SHORT PROBLEM: Seek out every line containing the word "Output", and copy each.

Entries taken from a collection
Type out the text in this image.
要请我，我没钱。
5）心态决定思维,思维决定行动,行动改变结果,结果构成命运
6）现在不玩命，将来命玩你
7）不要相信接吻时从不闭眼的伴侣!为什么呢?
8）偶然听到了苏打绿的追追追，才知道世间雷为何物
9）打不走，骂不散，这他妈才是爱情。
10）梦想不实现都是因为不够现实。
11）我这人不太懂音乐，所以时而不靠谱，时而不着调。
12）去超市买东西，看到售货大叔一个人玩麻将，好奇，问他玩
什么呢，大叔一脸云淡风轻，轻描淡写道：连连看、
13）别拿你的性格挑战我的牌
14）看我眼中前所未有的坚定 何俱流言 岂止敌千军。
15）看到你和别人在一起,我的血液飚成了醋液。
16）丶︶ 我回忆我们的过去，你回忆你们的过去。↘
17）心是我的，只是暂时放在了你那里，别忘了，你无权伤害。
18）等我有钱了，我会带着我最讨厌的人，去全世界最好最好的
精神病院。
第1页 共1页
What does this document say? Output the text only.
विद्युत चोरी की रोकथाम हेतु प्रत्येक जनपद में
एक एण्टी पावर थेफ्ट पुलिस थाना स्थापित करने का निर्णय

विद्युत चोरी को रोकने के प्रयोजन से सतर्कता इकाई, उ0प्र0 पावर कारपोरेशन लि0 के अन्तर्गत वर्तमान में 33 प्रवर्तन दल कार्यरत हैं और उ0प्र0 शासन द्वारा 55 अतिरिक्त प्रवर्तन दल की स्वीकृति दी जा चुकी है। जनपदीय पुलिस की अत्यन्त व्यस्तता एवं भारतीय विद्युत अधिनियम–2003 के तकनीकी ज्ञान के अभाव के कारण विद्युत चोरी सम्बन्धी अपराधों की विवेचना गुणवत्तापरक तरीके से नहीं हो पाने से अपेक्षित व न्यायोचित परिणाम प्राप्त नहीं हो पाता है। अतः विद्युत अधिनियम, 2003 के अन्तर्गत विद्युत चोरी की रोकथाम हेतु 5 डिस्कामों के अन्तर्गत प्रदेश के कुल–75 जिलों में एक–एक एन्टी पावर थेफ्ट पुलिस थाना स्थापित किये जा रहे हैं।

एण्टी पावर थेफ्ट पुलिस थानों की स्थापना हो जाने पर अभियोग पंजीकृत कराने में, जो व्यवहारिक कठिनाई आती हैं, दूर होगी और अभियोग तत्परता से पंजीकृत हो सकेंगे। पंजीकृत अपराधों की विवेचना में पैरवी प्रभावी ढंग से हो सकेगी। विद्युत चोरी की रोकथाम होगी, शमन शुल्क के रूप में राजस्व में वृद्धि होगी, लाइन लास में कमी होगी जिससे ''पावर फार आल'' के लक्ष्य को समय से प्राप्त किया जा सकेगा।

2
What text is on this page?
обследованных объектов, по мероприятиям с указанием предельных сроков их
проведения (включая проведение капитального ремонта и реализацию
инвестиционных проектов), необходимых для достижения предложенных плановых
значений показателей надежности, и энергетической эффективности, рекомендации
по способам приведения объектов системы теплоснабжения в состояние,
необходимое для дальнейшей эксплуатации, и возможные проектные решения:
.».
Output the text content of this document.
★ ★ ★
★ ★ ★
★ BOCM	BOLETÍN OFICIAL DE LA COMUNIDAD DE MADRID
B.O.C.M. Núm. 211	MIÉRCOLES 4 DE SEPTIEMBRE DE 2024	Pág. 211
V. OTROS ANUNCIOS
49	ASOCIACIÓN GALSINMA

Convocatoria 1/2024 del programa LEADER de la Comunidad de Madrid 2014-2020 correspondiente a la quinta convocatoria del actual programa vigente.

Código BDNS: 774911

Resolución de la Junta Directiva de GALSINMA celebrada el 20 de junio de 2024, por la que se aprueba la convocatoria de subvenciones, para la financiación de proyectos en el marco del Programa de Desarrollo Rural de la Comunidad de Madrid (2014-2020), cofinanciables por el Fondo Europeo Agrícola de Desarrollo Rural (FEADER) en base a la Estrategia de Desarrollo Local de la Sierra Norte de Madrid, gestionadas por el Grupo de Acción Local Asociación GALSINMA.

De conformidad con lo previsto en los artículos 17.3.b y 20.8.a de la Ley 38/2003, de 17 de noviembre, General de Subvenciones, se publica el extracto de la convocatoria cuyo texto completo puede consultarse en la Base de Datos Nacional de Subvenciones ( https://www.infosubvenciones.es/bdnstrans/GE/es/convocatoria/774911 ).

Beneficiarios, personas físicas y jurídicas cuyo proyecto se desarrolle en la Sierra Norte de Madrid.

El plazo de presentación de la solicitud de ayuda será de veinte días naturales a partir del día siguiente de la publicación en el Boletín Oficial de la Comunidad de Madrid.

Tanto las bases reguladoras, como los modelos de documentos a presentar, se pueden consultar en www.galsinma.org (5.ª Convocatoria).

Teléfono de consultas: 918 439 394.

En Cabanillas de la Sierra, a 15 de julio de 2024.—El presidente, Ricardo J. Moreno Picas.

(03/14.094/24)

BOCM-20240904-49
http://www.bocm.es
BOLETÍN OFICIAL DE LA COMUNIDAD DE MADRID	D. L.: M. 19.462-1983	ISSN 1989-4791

FULL ANSWER:
What does this document say? Output the text only.
Output the text content of this document.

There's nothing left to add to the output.